WORK REQUIRED:
Could you retype the lines of the material, unchanged, starting with the line that contains "comment-timestamp[interactable]: 14 ชม." and going on through the line that contains "comment-text: เรื่องจริงมั้ย กำลังจะจองเลย"?

THE INPUT:
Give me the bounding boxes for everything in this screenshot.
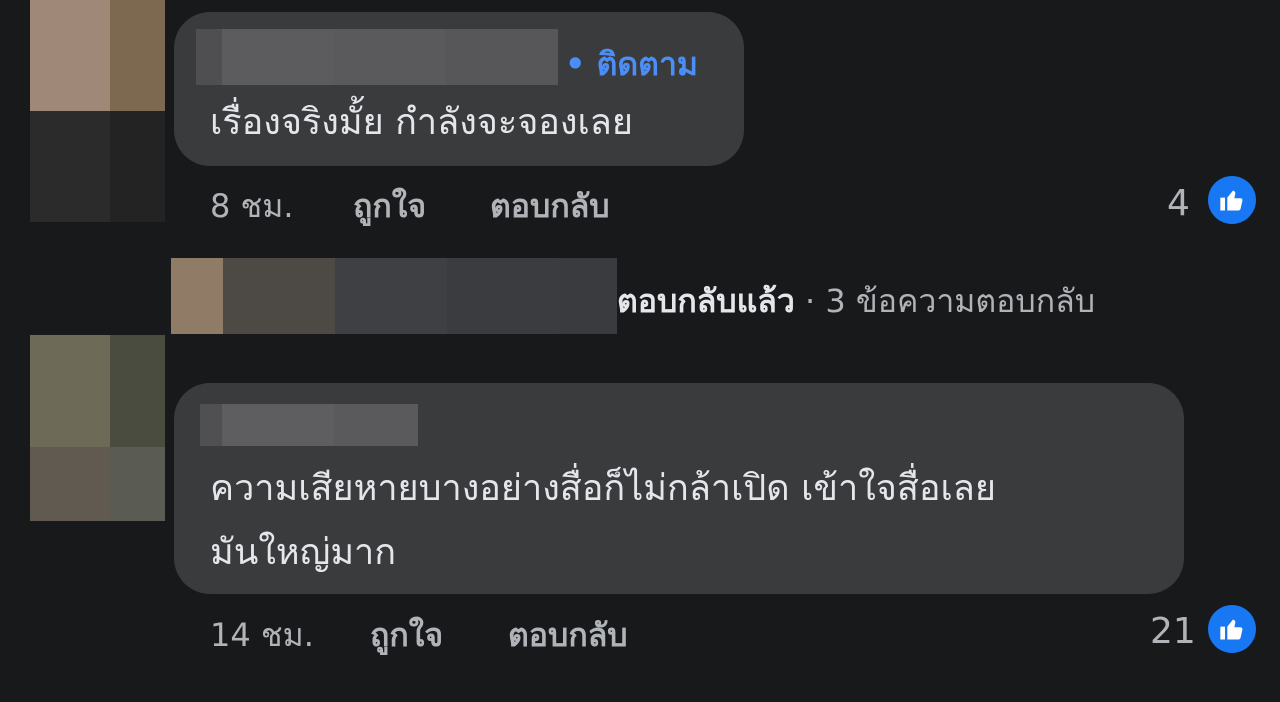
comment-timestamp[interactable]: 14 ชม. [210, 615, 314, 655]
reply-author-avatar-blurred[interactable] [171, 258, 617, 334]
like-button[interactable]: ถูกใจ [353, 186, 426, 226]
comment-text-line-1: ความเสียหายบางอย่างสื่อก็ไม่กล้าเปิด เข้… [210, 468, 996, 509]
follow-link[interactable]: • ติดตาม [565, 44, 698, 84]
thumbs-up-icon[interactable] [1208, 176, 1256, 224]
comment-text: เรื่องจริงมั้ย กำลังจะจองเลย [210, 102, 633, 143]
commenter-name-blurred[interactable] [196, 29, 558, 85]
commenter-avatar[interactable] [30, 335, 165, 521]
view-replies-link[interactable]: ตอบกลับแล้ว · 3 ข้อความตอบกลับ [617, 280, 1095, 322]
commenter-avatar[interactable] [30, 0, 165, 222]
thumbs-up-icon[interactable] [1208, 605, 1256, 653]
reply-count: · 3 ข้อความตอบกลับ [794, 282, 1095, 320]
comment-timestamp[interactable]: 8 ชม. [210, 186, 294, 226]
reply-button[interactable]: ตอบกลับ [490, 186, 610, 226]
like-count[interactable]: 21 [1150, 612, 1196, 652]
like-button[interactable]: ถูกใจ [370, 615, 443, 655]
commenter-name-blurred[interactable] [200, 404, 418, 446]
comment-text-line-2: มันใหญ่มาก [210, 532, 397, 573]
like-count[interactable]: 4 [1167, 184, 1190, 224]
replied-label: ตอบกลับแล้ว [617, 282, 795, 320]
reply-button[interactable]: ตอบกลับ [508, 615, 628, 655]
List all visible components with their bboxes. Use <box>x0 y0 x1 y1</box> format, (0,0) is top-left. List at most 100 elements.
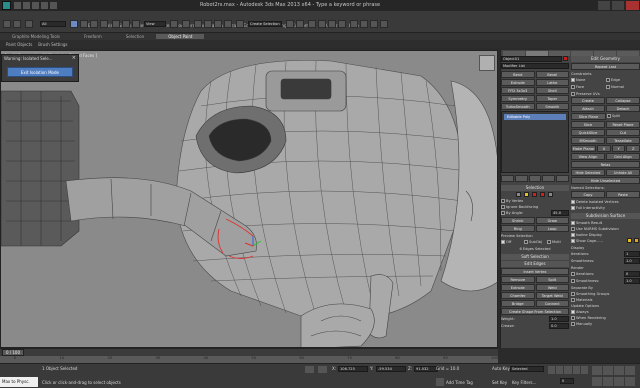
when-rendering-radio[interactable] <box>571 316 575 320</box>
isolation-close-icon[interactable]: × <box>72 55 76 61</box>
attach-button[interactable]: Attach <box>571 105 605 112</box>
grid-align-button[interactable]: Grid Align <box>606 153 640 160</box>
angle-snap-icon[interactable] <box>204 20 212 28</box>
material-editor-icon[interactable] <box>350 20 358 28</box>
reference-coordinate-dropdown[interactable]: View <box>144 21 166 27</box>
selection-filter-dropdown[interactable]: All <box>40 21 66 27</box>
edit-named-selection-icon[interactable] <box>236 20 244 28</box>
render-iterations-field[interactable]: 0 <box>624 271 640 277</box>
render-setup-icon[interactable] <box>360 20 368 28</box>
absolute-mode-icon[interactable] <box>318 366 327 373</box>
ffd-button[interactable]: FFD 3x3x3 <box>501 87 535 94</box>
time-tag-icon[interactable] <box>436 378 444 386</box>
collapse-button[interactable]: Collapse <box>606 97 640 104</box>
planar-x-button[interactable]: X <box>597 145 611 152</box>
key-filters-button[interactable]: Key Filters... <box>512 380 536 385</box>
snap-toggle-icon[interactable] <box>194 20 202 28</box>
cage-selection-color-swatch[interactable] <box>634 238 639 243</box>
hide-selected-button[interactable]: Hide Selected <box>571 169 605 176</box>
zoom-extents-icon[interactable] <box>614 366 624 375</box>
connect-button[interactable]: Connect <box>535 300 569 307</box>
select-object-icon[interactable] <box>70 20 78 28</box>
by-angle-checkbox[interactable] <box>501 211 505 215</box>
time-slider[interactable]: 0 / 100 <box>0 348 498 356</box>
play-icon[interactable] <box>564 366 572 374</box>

WORKED SOLUTION:
comment-timestamp[interactable]: 14 ชม. [210, 615, 314, 655]
reply-author-avatar-blurred[interactable] [171, 258, 617, 334]
like-button[interactable]: ถูกใจ [353, 186, 426, 226]
comment-text-line-1: ความเสียหายบางอย่างสื่อก็ไม่กล้าเปิด เข้… [210, 468, 996, 509]
follow-link[interactable]: • ติดตาม [565, 44, 698, 84]
thumbs-up-icon[interactable] [1208, 176, 1256, 224]
comment-text: เรื่องจริงมั้ย กำลังจะจองเลย [210, 102, 633, 143]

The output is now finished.